Wherever the word "grid" appears in a line, copy that line.

>> START Data for the task

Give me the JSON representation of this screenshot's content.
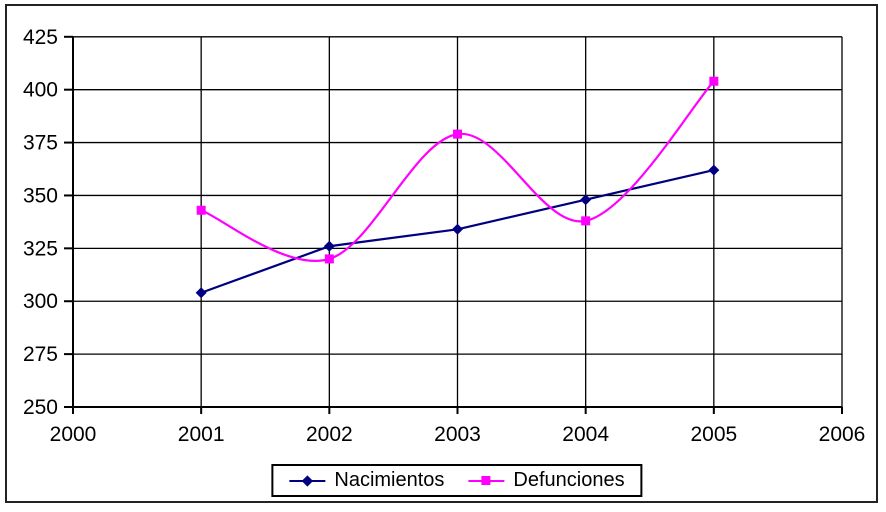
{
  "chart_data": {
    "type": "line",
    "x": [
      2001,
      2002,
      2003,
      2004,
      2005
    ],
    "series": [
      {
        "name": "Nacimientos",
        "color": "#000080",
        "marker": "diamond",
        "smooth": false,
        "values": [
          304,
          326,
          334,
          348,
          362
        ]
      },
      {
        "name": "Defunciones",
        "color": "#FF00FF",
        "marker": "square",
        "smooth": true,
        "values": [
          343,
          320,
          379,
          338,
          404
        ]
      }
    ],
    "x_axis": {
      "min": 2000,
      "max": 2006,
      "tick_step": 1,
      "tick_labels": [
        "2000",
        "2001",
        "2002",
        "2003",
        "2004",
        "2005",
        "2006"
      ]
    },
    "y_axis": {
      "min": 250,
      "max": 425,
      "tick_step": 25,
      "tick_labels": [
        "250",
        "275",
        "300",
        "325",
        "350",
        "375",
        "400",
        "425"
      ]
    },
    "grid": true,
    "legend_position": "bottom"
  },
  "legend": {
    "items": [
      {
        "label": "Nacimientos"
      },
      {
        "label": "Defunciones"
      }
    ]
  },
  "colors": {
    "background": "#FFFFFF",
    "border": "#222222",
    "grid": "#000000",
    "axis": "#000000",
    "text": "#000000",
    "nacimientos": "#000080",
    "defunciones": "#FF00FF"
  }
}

>> END Data for the task
>> START Data for the task

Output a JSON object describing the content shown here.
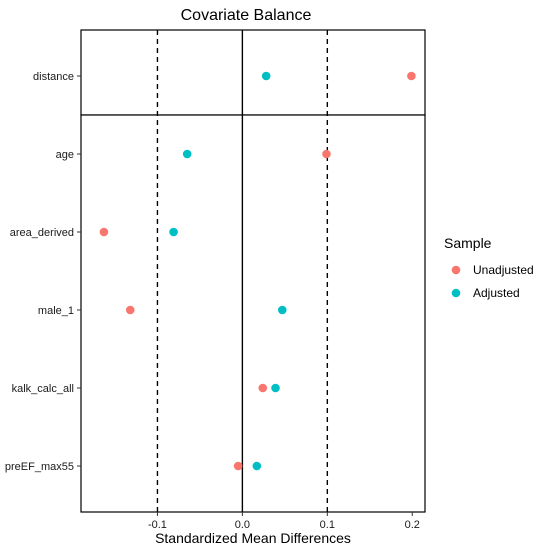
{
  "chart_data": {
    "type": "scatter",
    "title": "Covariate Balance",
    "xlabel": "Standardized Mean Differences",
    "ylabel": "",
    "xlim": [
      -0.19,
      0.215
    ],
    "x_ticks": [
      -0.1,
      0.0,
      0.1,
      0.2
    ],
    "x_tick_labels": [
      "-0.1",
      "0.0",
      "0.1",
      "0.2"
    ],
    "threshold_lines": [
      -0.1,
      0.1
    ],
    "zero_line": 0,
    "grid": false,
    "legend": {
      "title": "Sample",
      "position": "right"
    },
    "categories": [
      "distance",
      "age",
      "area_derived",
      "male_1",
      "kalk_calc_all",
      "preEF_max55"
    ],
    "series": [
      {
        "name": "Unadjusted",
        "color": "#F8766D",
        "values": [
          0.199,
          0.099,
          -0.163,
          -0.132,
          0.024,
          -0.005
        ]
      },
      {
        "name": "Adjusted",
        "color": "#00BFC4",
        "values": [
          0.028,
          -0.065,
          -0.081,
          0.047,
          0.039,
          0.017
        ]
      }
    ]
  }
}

>> END Data for the task
>> START Data for the task

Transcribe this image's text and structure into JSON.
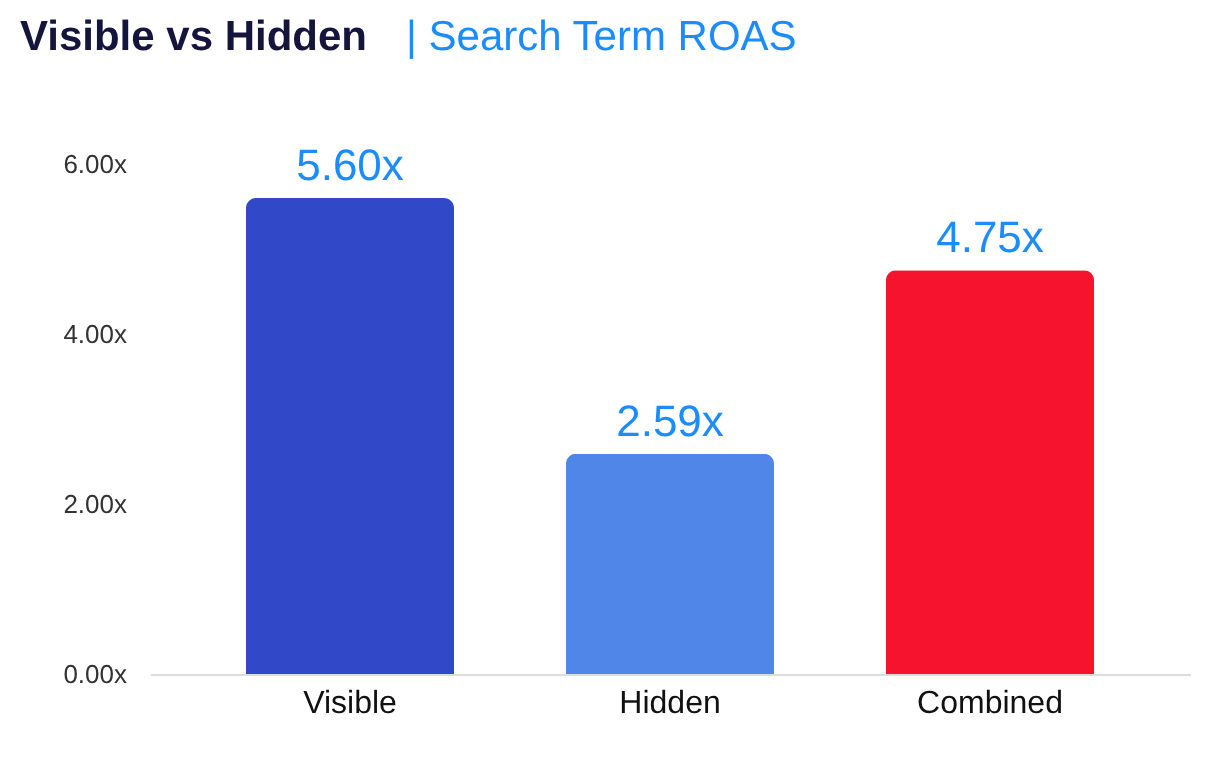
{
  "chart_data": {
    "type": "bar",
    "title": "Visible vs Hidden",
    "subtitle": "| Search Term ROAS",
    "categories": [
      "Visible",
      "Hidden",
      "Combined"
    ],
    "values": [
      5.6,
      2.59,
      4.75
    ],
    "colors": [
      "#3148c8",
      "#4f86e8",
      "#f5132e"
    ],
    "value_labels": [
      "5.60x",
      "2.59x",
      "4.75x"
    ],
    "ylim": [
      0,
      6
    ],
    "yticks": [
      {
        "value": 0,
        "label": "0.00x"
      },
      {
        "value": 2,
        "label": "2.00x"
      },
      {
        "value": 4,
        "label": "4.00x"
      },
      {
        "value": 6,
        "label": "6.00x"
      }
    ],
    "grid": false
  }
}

>> END Data for the task

Solution for this problem:
    "grid": true,
    "grid": "#000000",
    "grid": false,
    "grid": false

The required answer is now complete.